# Stated goal
Present the following entries again, word for word and in full.
○ ○ ○ ○
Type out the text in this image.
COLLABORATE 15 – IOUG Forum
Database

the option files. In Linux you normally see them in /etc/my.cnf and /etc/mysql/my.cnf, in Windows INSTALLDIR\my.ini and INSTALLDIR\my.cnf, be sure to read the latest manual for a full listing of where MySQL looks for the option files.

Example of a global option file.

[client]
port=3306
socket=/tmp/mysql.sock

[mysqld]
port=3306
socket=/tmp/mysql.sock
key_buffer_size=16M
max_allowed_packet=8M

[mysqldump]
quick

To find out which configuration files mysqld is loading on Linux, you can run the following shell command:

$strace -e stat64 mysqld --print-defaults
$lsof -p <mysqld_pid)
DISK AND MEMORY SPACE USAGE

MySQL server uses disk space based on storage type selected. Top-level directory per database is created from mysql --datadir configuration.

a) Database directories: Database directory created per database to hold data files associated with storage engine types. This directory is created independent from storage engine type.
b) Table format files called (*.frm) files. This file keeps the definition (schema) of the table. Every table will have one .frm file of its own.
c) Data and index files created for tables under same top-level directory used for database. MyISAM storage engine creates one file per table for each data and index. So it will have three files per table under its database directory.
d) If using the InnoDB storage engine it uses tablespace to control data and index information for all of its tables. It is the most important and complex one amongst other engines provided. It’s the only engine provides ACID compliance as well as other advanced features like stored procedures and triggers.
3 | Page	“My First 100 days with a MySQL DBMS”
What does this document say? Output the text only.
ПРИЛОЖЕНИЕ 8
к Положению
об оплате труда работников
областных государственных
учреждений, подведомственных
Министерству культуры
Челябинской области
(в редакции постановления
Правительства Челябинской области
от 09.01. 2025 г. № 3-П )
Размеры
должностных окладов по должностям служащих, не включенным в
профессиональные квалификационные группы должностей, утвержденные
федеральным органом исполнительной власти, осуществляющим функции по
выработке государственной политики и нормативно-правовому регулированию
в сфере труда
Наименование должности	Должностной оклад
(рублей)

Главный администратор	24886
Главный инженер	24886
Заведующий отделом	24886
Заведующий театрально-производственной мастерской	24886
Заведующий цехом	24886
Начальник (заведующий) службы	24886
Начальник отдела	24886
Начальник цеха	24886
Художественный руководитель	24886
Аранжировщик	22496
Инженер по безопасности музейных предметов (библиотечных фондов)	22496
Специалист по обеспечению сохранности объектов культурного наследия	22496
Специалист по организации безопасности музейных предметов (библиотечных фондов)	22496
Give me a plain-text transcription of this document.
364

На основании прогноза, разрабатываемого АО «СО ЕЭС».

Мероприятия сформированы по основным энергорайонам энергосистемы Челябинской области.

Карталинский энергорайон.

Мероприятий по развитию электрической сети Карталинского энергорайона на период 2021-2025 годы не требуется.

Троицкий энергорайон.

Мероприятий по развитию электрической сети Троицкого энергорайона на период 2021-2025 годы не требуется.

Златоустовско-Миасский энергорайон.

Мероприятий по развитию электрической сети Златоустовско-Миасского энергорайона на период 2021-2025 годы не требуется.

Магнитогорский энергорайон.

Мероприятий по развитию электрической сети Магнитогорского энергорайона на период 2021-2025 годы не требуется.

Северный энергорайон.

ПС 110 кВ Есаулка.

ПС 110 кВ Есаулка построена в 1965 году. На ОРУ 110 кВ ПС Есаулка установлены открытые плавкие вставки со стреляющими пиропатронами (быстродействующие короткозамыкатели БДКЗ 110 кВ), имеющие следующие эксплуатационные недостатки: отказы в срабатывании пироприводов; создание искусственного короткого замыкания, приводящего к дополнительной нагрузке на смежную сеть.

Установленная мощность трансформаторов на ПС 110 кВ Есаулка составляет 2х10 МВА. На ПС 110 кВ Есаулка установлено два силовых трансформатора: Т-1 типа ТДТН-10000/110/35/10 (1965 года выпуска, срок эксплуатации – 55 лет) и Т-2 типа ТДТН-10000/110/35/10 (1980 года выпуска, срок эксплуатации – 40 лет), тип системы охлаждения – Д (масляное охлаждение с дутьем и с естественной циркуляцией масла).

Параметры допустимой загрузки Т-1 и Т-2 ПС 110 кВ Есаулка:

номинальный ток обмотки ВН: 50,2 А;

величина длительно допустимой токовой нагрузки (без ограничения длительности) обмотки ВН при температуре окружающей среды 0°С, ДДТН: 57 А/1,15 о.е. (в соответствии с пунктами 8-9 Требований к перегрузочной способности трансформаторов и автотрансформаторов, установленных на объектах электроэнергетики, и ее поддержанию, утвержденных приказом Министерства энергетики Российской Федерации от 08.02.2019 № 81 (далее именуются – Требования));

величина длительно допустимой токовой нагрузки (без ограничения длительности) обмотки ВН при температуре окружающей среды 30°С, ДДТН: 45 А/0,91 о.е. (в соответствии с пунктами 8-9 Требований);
○ ○ ○ ○
# The completed task
Type out the text in this image.
COLLABORATE 15 – IOUG Forum
Database

the option files. In Linux you normally see them in /etc/my.cnf and /etc/mysql/my.cnf, in Windows INSTALLDIR\my.ini and INSTALLDIR\my.cnf, be sure to read the latest manual for a full listing of where MySQL looks for the option files.

Example of a global option file.

[client]
port=3306
socket=/tmp/mysql.sock

[mysqld]
port=3306
socket=/tmp/mysql.sock
key_buffer_size=16M
max_allowed_packet=8M

[mysqldump]
quick

To find out which configuration files mysqld is loading on Linux, you can run the following shell command:

$strace -e stat64 mysqld --print-defaults
$lsof -p <mysqld_pid)
DISK AND MEMORY SPACE USAGE

MySQL server uses disk space based on storage type selected. Top-level directory per database is created from mysql --datadir configuration.

a) Database directories: Database directory created per database to hold data files associated with storage engine types. This directory is created independent from storage engine type.
b) Table format files called (*.frm) files. This file keeps the definition (schema) of the table. Every table will have one .frm file of its own.
c) Data and index files created for tables under same top-level directory used for database. MyISAM storage engine creates one file per table for each data and index. So it will have three files per table under its database directory.
d) If using the InnoDB storage engine it uses tablespace to control data and index information for all of its tables. It is the most important and complex one amongst other engines provided. It’s the only engine provides ACID compliance as well as other advanced features like stored procedures and triggers.
3 | Page	“My First 100 days with a MySQL DBMS”
What does this document say? Output the text only.
ПРИЛОЖЕНИЕ 8
к Положению
об оплате труда работников
областных государственных
учреждений, подведомственных
Министерству культуры
Челябинской области
(в редакции постановления
Правительства Челябинской области
от 09.01. 2025 г. № 3-П )
Размеры
должностных окладов по должностям служащих, не включенным в
профессиональные квалификационные группы должностей, утвержденные
федеральным органом исполнительной власти, осуществляющим функции по
выработке государственной политики и нормативно-правовому регулированию
в сфере труда
Наименование должности	Должностной оклад
(рублей)

Главный администратор	24886
Главный инженер	24886
Заведующий отделом	24886
Заведующий театрально-производственной мастерской	24886
Заведующий цехом	24886
Начальник (заведующий) службы	24886
Начальник отдела	24886
Начальник цеха	24886
Художественный руководитель	24886
Аранжировщик	22496
Инженер по безопасности музейных предметов (библиотечных фондов)	22496
Специалист по обеспечению сохранности объектов культурного наследия	22496
Специалист по организации безопасности музейных предметов (библиотечных фондов)	22496
Give me a plain-text transcription of this document.
364

На основании прогноза, разрабатываемого АО «СО ЕЭС».

Мероприятия сформированы по основным энергорайонам энергосистемы Челябинской области.

Карталинский энергорайон.

Мероприятий по развитию электрической сети Карталинского энергорайона на период 2021-2025 годы не требуется.

Троицкий энергорайон.

Мероприятий по развитию электрической сети Троицкого энергорайона на период 2021-2025 годы не требуется.

Златоустовско-Миасский энергорайон.

Мероприятий по развитию электрической сети Златоустовско-Миасского энергорайона на период 2021-2025 годы не требуется.

Магнитогорский энергорайон.

Мероприятий по развитию электрической сети Магнитогорского энергорайона на период 2021-2025 годы не требуется.

Северный энергорайон.

ПС 110 кВ Есаулка.

ПС 110 кВ Есаулка построена в 1965 году. На ОРУ 110 кВ ПС Есаулка установлены открытые плавкие вставки со стреляющими пиропатронами (быстродействующие короткозамыкатели БДКЗ 110 кВ), имеющие следующие эксплуатационные недостатки: отказы в срабатывании пироприводов; создание искусственного короткого замыкания, приводящего к дополнительной нагрузке на смежную сеть.

Установленная мощность трансформаторов на ПС 110 кВ Есаулка составляет 2х10 МВА. На ПС 110 кВ Есаулка установлено два силовых трансформатора: Т-1 типа ТДТН-10000/110/35/10 (1965 года выпуска, срок эксплуатации – 55 лет) и Т-2 типа ТДТН-10000/110/35/10 (1980 года выпуска, срок эксплуатации – 40 лет), тип системы охлаждения – Д (масляное охлаждение с дутьем и с естественной циркуляцией масла).

Параметры допустимой загрузки Т-1 и Т-2 ПС 110 кВ Есаулка:

номинальный ток обмотки ВН: 50,2 А;

величина длительно допустимой токовой нагрузки (без ограничения длительности) обмотки ВН при температуре окружающей среды 0°С, ДДТН: 57 А/1,15 о.е. (в соответствии с пунктами 8-9 Требований к перегрузочной способности трансформаторов и автотрансформаторов, установленных на объектах электроэнергетики, и ее поддержанию, утвержденных приказом Министерства энергетики Российской Федерации от 08.02.2019 № 81 (далее именуются – Требования));

величина длительно допустимой токовой нагрузки (без ограничения длительности) обмотки ВН при температуре окружающей среды 30°С, ДДТН: 45 А/0,91 о.е. (в соответствии с пунктами 8-9 Требований);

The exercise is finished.